● Your objective: Count how many lines of the material contain the string "University", then give that number and nothing more.

● Stored records:
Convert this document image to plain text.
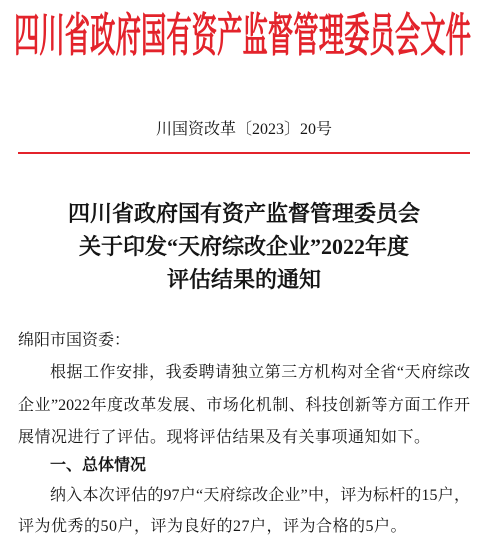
四川省政府国有资产监督管理委员会文件
川国资改革〔2023〕20号
四川省政府国有资产监督管理委员会
关于印发“天府综改企业”2022年度
评估结果的通知
绵阳市国资委：
根据工作安排，我委聘请独立第三方机构对全省“天府综改
企业”2022年度改革发展、市场化机制、科技创新等方面工作开
展情况进行了评估。现将评估结果及有关事项通知如下。
一、总体情况
纳入本次评估的97户“天府综改企业”中，评为标杆的15户，
评为优秀的50户，评为良好的27户，评为合格的5户。
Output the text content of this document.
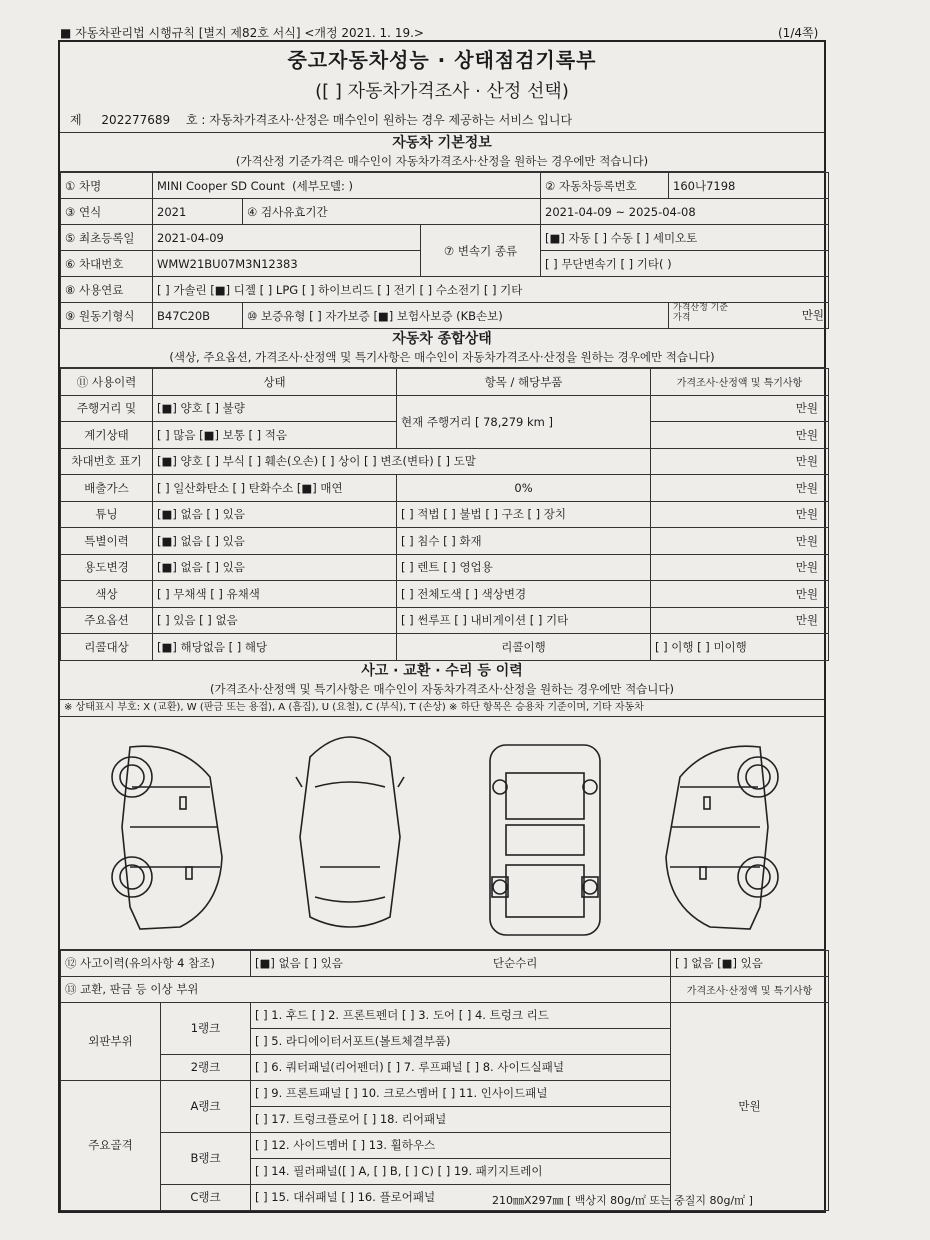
■ 자동차관리법 시행규칙 [별지 제82호 서식] <개정 2021. 1. 19.>	(1/4쪽)
중고자동차성능 · 상태점검기록부
([ ] 자동차가격조사 · 산정 선택)
제 202277689 호 : 자동차가격조사·산정은 매수인이 원하는 경우 제공하는 서비스 입니다
자동차 기본정보
(가격산정 기준가격은 매수인이 자동차가격조사·산정을 원하는 경우에만 적습니다)
① 차명	MINI Cooper SD Count (세부모델: )			② 자동차등록번호	160나7198
③ 연식	2021	④ 검사유효기간		2021-04-09 ~ 2025-04-08	
⑤ 최초등록일	2021-04-09		⑦ 변속기 종류	[■] 자동 [ ] 수동 [ ] 세미오토	
⑥ 차대번호	WMW21BU07M3N12383			[ ] 무단변속기 [ ] 기타( )	
⑧ 사용연료	[ ] 가솔린 [■] 디젤 [ ] LPG [ ] 하이브리드 [ ] 전기 [ ] 수소전기 [ ] 기타				
⑨ 원동기형식	B47C20B	⑩ 보증유형 [ ] 자가보증 [■] 보험사보증 (KB손보)			가격산정 기준가격 만원
자동차 종합상태
(색상, 주요옵션, 가격조사·산정액 및 특기사항은 매수인이 자동차가격조사·산정을 원하는 경우에만 적습니다)
⑪ 사용이력	상태	항목 / 해당부품	가격조사·산정액 및 특기사항
주행거리 및	[■] 양호 [ ] 불량	현재 주행거리 [ 78,279 km ]	만원
계기상태	[ ] 많음 [■] 보통 [ ] 적음		만원
차대번호 표기	[■] 양호 [ ] 부식 [ ] 훼손(오손) [ ] 상이 [ ] 변조(변타) [ ] 도말		만원
배출가스	[ ] 일산화탄소 [ ] 탄화수소 [■] 매연	0%	만원
튜닝	[■] 없음 [ ] 있음	[ ] 적법 [ ] 불법 [ ] 구조 [ ] 장치	만원
특별이력	[■] 없음 [ ] 있음	[ ] 침수 [ ] 화재	만원
용도변경	[■] 없음 [ ] 있음	[ ] 렌트 [ ] 영업용	만원
색상	[ ] 무채색 [ ] 유채색	[ ] 전체도색 [ ] 색상변경	만원
주요옵션	[ ] 있음 [ ] 없음	[ ] 썬루프 [ ] 내비게이션 [ ] 기타	만원
리콜대상	[■] 해당없음 [ ] 해당	리콜이행	[ ] 이행 [ ] 미이행
사고 · 교환 · 수리 등 이력
(가격조사·산정액 및 특기사항은 매수인이 자동차가격조사·산정을 원하는 경우에만 적습니다)
※ 상태표시 부호: X (교환), W (판금 또는 용접), A (흠집), U (요철), C (부식), T (손상) ※ 하단 항목은 승용차 기준이며, 기타 자동차
⑫ 사고이력(유의사항 4 참조)		[■] 없음 [ ] 있음 단순수리	[ ] 없음 [■] 있음
⑬ 교환, 판금 등 이상 부위			가격조사·산정액 및 특기사항
외판부위	1랭크	[ ] 1. 후드 [ ] 2. 프론트펜더 [ ] 3. 도어 [ ] 4. 트렁크 리드	만원
		[ ] 5. 라디에이터서포트(볼트체결부품)	
	2랭크	[ ] 6. 쿼터패널(리어펜더) [ ] 7. 루프패널 [ ] 8. 사이드실패널	
주요골격	A랭크	[ ] 9. 프론트패널 [ ] 10. 크로스멤버 [ ] 11. 인사이드패널	
		[ ] 17. 트렁크플로어 [ ] 18. 리어패널	
	B랭크	[ ] 12. 사이드멤버 [ ] 13. 휠하우스	
		[ ] 14. 필러패널([ ] A, [ ] B, [ ] C) [ ] 19. 패키지트레이	
	C랭크	[ ] 15. 대쉬패널 [ ] 16. 플로어패널		210㎜X297㎜ [ 백상지 80g/㎡ 또는 중질지 80g/㎡ ]
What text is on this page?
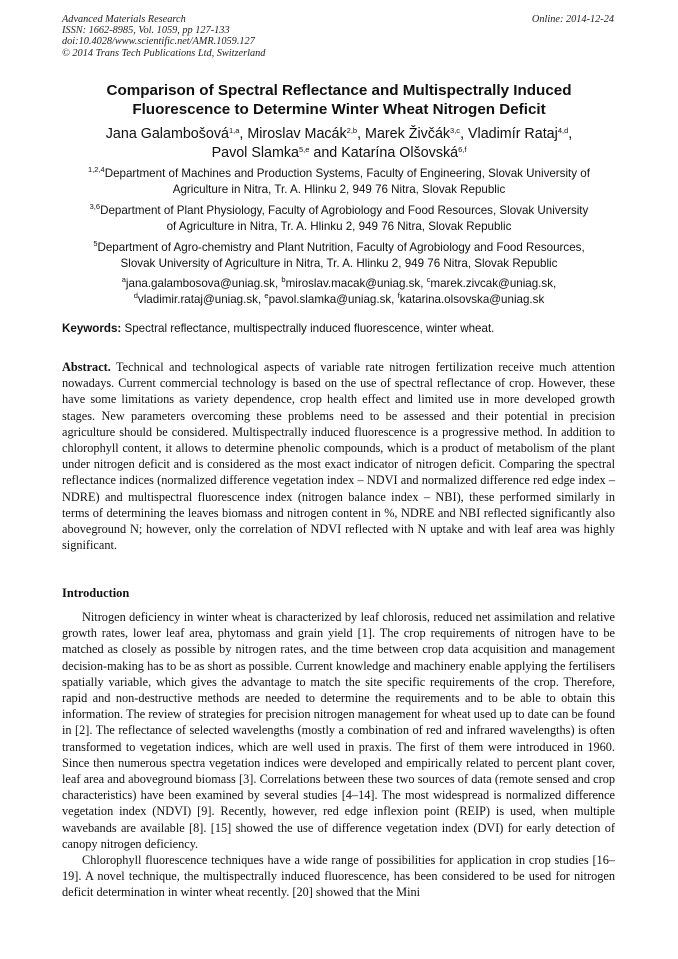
Advanced Materials Research
ISSN: 1662-8985, Vol. 1059, pp 127-133
doi:10.4028/www.scientific.net/AMR.1059.127
© 2014 Trans Tech Publications Ltd, Switzerland
Online: 2014-12-24
Comparison of Spectral Reflectance and Multispectrally Induced
Fluorescence to Determine Winter Wheat Nitrogen Deficit
Jana Galambošová$^{1,a}$, Miroslav Macák$^{2,b}$, Marek Živčák$^{3,c}$, Vladimír Rataj$^{4,d}$,
Pavol Slamka$^{5,e}$ and Katarína Olšovská$^{6,f}$
$^{1,2,4}$Department of Machines and Production Systems, Faculty of Engineering, Slovak University of
Agriculture in Nitra, Tr. A. Hlinku 2, 949 76 Nitra, Slovak Republic
$^{3,6}$Department of Plant Physiology, Faculty of Agrobiology and Food Resources, Slovak University
of Agriculture in Nitra, Tr. A. Hlinku 2, 949 76 Nitra, Slovak Republic
$^5$Department of Agro-chemistry and Plant Nutrition, Faculty of Agrobiology and Food Resources,
Slovak University of Agriculture in Nitra, Tr. A. Hlinku 2, 949 76 Nitra, Slovak Republic
$^a$jana.galambosova@uniag.sk, $^b$miroslav.macak@uniag.sk, $^c$marek.zivcak@uniag.sk,
$^d$vladimir.rataj@uniag.sk, $^e$pavol.slamka@uniag.sk, $^f$katarina.olsovska@uniag.sk
Keywords: Spectral reflectance, multispectrally induced fluorescence, winter wheat.

Abstract. Technical and technological aspects of variable rate nitrogen fertilization receive much attention nowadays. Current commercial technology is based on the use of spectral reflectance of crop. However, these have some limitations as variety dependence, crop health effect and limited use in more developed growth stages. New parameters overcoming these problems need to be assessed and their potential in precision agriculture should be considered. Multispectrally induced fluorescence is a progressive method. In addition to chlorophyll content, it allows to determine phenolic compounds, which is a product of metabolism of the plant under nitrogen deficit and is considered as the most exact indicator of nitrogen deficit. Comparing the spectral reflectance indices (normalized difference vegetation index – NDVI and normalized difference red edge index – NDRE) and multispectral fluorescence index (nitrogen balance index – NBI), these performed similarly in terms of determining the leaves biomass and nitrogen content in %, NDRE and NBI reflected significantly also aboveground N; however, only the correlation of NDVI reflected with N uptake and with leaf area was highly significant.

Introduction

Nitrogen deficiency in winter wheat is characterized by leaf chlorosis, reduced net assimilation and relative growth rates, lower leaf area, phytomass and grain yield [1]. The crop requirements of nitrogen have to be matched as closely as possible by nitrogen rates, and the time between crop data acquisition and management decision-making has to be as short as possible. Current knowledge and machinery enable applying the fertilisers spatially variable, which gives the advantage to match the site specific requirements of the crop. Therefore, rapid and non-destructive methods are needed to determine the requirements and to be able to obtain this information. The review of strategies for precision nitrogen management for wheat used up to date can be found in [2]. The reflectance of selected wavelengths (mostly a combination of red and infrared wavelengths) is often transformed to vegetation indices, which are well used in praxis. The first of them were introduced in 1960. Since then numerous spectra vegetation indices were developed and empirically related to percent plant cover, leaf area and aboveground biomass [3]. Correlations between these two sources of data (remote sensed and crop characteristics) have been examined by several studies [4–14]. The most widespread is normalized difference vegetation index (NDVI) [9]. Recently, however, red edge inflexion point (REIP) is used, when multiple wavebands are available [8]. [15] showed the use of difference vegetation index (DVI) for early detection of canopy nitrogen deficiency.

Chlorophyll fluorescence techniques have a wide range of possibilities for application in crop studies [16–19]. A novel technique, the multispectrally induced fluorescence, has been considered to be used for nitrogen deficit determination in winter wheat recently. [20] showed that the Mini
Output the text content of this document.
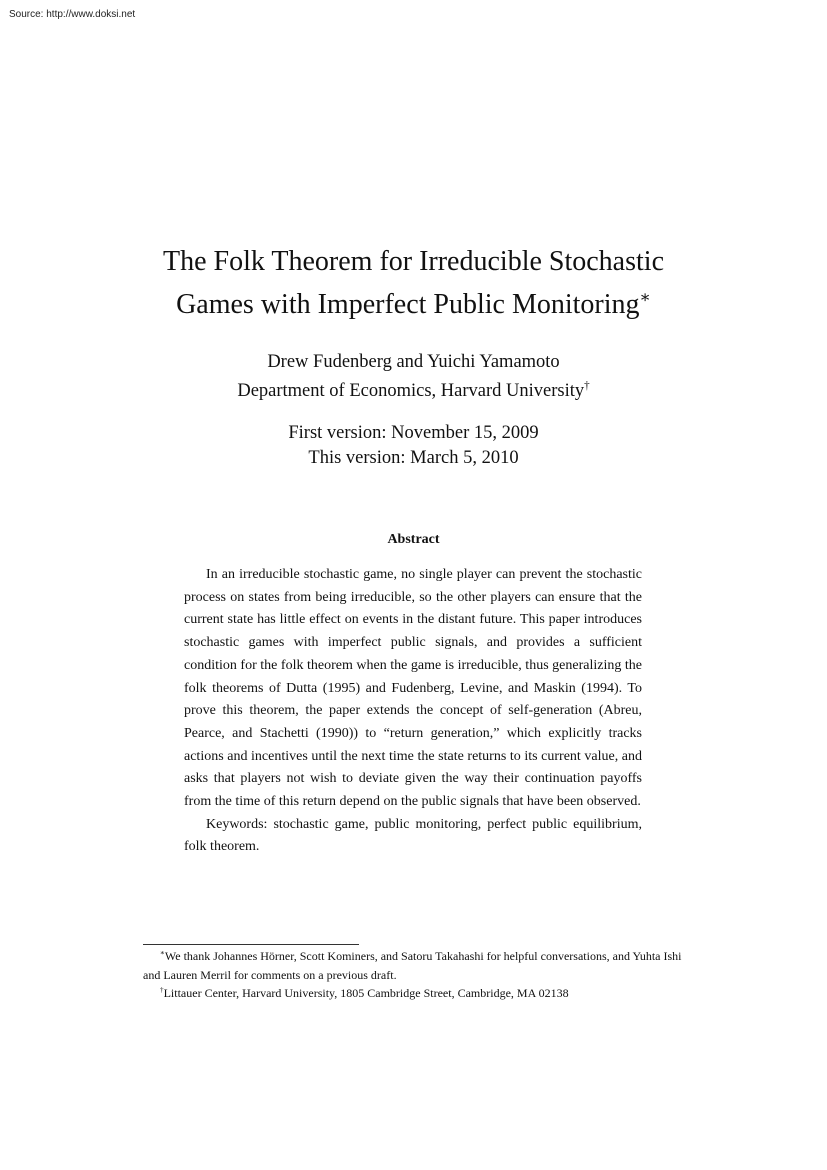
Source: http://www.doksi.net
The Folk Theorem for Irreducible Stochastic
Games with Imperfect Public Monitoring∗
Drew Fudenberg and Yuichi Yamamoto
Department of Economics, Harvard University†
First version: November 15, 2009
This version: March 5, 2010
Abstract

In an irreducible stochastic game, no single player can prevent the stochastic process on states from being irreducible, so the other players can ensure that the current state has little effect on events in the distant future. This paper introduces stochastic games with imperfect public signals, and provides a sufficient condition for the folk theorem when the game is irreducible, thus generalizing the folk theorems of Dutta (1995) and Fudenberg, Levine, and Maskin (1994). To prove this theorem, the paper extends the concept of self-generation (Abreu, Pearce, and Stachetti (1990)) to “return generation,” which explicitly tracks actions and incentives until the next time the state returns to its current value, and asks that players not wish to deviate given the way their continuation payoffs from the time of this return depend on the public signals that have been observed.

Keywords: stochastic game, public monitoring, perfect public equilibrium, folk theorem.

∗We thank Johannes Hörner, Scott Kominers, and Satoru Takahashi for helpful conversations, and Yuhta Ishi and Lauren Merril for comments on a previous draft.

†Littauer Center, Harvard University, 1805 Cambridge Street, Cambridge, MA 02138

● Final answer: 5